**EXERCISE DIRECTIONS**. When you restate the entries that follow, keep every word exactly and drop the pictures.
[Opening DATA FOR PROCESSING section]
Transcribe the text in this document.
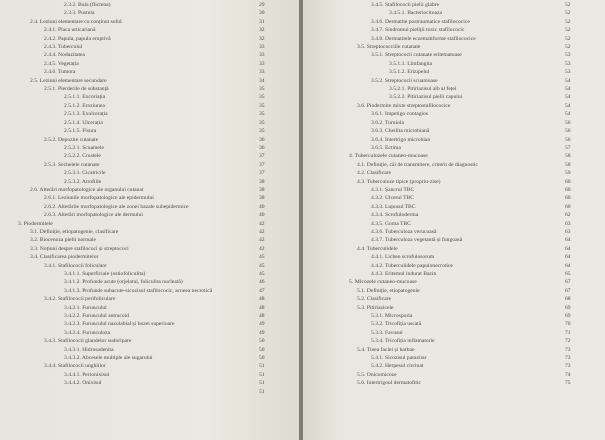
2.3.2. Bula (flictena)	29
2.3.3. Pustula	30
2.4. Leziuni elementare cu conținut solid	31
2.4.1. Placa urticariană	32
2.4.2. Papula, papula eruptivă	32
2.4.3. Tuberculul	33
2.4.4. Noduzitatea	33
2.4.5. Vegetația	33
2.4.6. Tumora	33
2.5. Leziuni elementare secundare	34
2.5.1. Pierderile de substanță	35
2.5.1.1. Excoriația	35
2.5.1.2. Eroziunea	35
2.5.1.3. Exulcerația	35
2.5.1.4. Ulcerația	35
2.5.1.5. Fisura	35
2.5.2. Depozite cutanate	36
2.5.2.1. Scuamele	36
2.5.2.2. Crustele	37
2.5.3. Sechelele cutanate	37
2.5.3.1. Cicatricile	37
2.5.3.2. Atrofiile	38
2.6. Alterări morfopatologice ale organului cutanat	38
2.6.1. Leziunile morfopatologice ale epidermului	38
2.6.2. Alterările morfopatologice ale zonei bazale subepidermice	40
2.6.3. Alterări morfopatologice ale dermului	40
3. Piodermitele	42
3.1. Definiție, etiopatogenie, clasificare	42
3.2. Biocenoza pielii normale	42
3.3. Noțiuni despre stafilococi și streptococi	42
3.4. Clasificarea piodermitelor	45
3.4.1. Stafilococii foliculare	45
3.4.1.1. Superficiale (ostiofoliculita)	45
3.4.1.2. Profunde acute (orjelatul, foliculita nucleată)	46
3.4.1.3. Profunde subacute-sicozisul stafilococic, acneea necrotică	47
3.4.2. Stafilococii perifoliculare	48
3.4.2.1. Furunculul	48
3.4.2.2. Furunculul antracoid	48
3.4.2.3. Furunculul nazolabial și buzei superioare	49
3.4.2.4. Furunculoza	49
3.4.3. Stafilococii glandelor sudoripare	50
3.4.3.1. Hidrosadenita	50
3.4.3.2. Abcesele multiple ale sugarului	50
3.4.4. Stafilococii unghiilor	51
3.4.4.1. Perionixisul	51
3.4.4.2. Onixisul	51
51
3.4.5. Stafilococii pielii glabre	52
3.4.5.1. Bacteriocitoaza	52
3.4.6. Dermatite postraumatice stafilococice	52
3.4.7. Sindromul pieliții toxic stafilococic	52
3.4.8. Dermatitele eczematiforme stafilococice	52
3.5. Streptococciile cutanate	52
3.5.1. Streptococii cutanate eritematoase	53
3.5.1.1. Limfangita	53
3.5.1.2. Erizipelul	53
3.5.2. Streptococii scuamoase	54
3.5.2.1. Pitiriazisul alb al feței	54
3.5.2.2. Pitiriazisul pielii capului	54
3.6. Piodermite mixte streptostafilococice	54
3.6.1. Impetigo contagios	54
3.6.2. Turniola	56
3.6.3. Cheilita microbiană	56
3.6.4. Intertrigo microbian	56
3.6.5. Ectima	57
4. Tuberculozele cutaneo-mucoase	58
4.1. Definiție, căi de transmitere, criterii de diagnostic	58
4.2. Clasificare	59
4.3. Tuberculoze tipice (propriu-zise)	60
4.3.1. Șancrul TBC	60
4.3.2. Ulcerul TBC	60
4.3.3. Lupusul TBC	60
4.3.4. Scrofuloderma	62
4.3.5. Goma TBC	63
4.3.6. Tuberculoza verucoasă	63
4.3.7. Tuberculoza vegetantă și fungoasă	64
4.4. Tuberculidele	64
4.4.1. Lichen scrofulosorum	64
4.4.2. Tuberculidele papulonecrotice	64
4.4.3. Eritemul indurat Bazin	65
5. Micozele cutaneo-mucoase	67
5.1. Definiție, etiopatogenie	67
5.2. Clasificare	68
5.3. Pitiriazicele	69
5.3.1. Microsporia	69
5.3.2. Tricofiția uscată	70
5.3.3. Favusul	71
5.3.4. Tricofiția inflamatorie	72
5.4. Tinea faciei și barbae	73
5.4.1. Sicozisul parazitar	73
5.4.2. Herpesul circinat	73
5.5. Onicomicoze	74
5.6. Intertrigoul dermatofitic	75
[Closing DATA FOR PROCESSING section]
**SOLUTION TO THIS TASK**.
Transcribe the text in this document.
2.3.2. Bula (flictena)	29
2.3.3. Pustula	30
2.4. Leziuni elementare cu conținut solid	31
2.4.1. Placa urticariană	32
2.4.2. Papula, papula eruptivă	32
2.4.3. Tuberculul	33
2.4.4. Noduzitatea	33
2.4.5. Vegetația	33
2.4.6. Tumora	33
2.5. Leziuni elementare secundare	34
2.5.1. Pierderile de substanță	35
2.5.1.1. Excoriația	35
2.5.1.2. Eroziunea	35
2.5.1.3. Exulcerația	35
2.5.1.4. Ulcerația	35
2.5.1.5. Fisura	35
2.5.2. Depozite cutanate	36
2.5.2.1. Scuamele	36
2.5.2.2. Crustele	37
2.5.3. Sechelele cutanate	37
2.5.3.1. Cicatricile	37
2.5.3.2. Atrofiile	38
2.6. Alterări morfopatologice ale organului cutanat	38
2.6.1. Leziunile morfopatologice ale epidermului	38
2.6.2. Alterările morfopatologice ale zonei bazale subepidermice	40
2.6.3. Alterări morfopatologice ale dermului	40
3. Piodermitele	42
3.1. Definiție, etiopatogenie, clasificare	42
3.2. Biocenoza pielii normale	42
3.3. Noțiuni despre stafilococi și streptococi	42
3.4. Clasificarea piodermitelor	45
3.4.1. Stafilococii foliculare	45
3.4.1.1. Superficiale (ostiofoliculita)	45
3.4.1.2. Profunde acute (orjelatul, foliculita nucleată)	46
3.4.1.3. Profunde subacute-sicozisul stafilococic, acneea necrotică	47
3.4.2. Stafilococii perifoliculare	48
3.4.2.1. Furunculul	48
3.4.2.2. Furunculul antracoid	48
3.4.2.3. Furunculul nazolabial și buzei superioare	49
3.4.2.4. Furunculoza	49
3.4.3. Stafilococii glandelor sudoripare	50
3.4.3.1. Hidrosadenita	50
3.4.3.2. Abcesele multiple ale sugarului	50
3.4.4. Stafilococii unghiilor	51
3.4.4.1. Perionixisul	51
3.4.4.2. Onixisul	51
51
3.4.5. Stafilococii pielii glabre	52
3.4.5.1. Bacteriocitoaza	52
3.4.6. Dermatite postraumatice stafilococice	52
3.4.7. Sindromul pieliții toxic stafilococic	52
3.4.8. Dermatitele eczematiforme stafilococice	52
3.5. Streptococciile cutanate	52
3.5.1. Streptococii cutanate eritematoase	53
3.5.1.1. Limfangita	53
3.5.1.2. Erizipelul	53
3.5.2. Streptococii scuamoase	54
3.5.2.1. Pitiriazisul alb al feței	54
3.5.2.2. Pitiriazisul pielii capului	54
3.6. Piodermite mixte streptostafilococice	54
3.6.1. Impetigo contagios	54
3.6.2. Turniola	56
3.6.3. Cheilita microbiană	56
3.6.4. Intertrigo microbian	56
3.6.5. Ectima	57
4. Tuberculozele cutaneo-mucoase	58
4.1. Definiție, căi de transmitere, criterii de diagnostic	58
4.2. Clasificare	59
4.3. Tuberculoze tipice (propriu-zise)	60
4.3.1. Șancrul TBC	60
4.3.2. Ulcerul TBC	60
4.3.3. Lupusul TBC	60
4.3.4. Scrofuloderma	62
4.3.5. Goma TBC	63
4.3.6. Tuberculoza verucoasă	63
4.3.7. Tuberculoza vegetantă și fungoasă	64
4.4. Tuberculidele	64
4.4.1. Lichen scrofulosorum	64
4.4.2. Tuberculidele papulonecrotice	64
4.4.3. Eritemul indurat Bazin	65
5. Micozele cutaneo-mucoase	67
5.1. Definiție, etiopatogenie	67
5.2. Clasificare	68
5.3. Pitiriazicele	69
5.3.1. Microsporia	69
5.3.2. Tricofiția uscată	70
5.3.3. Favusul	71
5.3.4. Tricofiția inflamatorie	72
5.4. Tinea faciei și barbae	73
5.4.1. Sicozisul parazitar	73
5.4.2. Herpesul circinat	73
5.5. Onicomicoze	74
5.6. Intertrigoul dermatofitic	75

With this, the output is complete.